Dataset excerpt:
************

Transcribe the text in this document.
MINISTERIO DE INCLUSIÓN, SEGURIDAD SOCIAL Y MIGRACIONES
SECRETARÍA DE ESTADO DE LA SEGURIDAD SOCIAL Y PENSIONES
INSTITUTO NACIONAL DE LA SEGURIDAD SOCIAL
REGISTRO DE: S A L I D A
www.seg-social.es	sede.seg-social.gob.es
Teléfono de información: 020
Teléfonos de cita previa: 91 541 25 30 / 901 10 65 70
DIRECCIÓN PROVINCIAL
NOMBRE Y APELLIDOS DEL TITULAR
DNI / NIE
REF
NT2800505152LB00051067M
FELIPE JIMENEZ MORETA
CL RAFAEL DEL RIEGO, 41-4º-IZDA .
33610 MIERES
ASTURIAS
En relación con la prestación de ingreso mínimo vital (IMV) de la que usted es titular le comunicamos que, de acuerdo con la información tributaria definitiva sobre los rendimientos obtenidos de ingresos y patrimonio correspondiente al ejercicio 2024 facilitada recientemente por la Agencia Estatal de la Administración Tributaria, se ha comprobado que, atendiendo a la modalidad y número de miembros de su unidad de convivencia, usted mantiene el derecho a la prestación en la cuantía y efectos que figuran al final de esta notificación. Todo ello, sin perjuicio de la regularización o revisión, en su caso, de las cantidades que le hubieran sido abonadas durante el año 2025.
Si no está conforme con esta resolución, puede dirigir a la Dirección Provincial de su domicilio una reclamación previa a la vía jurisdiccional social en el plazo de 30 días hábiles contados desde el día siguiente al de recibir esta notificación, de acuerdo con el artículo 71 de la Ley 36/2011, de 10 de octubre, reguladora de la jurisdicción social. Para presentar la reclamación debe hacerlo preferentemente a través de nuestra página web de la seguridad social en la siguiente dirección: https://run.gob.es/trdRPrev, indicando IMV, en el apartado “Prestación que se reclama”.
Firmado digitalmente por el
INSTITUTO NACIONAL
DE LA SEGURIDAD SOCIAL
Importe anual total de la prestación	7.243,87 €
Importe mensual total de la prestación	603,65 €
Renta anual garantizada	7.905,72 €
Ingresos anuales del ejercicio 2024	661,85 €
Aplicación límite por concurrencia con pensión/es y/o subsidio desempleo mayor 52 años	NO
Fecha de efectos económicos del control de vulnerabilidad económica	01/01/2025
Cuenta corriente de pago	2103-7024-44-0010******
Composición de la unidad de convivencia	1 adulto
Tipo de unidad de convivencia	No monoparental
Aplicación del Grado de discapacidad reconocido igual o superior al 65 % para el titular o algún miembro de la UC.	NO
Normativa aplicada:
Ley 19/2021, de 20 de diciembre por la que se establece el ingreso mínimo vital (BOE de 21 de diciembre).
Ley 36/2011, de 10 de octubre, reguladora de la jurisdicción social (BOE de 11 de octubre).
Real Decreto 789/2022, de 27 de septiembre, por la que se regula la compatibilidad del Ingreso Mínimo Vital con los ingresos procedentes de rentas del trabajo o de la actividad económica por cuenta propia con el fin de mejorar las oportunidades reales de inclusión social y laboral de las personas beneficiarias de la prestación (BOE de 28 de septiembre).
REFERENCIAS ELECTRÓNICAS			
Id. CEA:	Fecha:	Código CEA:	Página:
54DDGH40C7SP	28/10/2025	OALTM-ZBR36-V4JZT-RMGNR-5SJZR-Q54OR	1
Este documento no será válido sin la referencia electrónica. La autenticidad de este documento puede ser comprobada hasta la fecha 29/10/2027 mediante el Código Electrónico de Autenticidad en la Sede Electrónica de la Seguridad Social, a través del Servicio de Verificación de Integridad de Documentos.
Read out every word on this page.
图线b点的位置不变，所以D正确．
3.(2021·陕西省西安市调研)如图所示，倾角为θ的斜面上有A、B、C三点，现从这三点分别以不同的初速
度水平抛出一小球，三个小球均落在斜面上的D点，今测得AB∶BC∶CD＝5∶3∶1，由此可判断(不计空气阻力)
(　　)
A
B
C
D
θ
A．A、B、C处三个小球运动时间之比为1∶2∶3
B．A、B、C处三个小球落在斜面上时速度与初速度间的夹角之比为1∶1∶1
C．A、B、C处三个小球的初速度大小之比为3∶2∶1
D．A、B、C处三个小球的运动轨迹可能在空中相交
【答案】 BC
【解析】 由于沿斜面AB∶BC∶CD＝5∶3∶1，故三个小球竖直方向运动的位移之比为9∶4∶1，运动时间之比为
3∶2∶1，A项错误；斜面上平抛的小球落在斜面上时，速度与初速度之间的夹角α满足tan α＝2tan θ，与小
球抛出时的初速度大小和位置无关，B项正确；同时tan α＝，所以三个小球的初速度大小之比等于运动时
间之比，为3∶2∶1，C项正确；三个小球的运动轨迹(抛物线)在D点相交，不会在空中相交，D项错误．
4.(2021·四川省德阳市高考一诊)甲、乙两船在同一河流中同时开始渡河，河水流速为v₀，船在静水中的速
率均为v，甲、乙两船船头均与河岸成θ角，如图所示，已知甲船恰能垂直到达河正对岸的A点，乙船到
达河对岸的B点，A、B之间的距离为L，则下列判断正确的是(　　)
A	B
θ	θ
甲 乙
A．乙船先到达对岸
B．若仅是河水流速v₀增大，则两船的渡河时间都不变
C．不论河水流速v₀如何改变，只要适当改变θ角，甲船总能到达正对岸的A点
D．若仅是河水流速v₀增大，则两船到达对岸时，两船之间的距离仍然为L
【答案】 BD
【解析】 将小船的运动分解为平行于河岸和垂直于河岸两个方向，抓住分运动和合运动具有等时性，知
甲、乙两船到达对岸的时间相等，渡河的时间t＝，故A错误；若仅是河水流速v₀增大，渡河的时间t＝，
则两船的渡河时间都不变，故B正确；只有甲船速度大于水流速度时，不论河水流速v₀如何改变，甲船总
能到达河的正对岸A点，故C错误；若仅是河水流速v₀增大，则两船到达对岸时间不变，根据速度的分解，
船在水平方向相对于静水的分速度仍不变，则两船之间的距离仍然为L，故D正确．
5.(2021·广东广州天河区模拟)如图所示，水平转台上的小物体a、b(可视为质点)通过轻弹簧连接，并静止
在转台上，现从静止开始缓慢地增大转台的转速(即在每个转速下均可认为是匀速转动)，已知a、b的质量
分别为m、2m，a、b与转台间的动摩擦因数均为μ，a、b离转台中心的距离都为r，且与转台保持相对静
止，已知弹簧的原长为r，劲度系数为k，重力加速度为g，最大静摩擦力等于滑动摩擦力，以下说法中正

************

▶ **TASK DETAILS**: Return each line with "total".

▶ **TASK OUTPUT**:
Importe anual total de la prestación	7.243,87 €
Importe mensual total de la prestación	603,65 €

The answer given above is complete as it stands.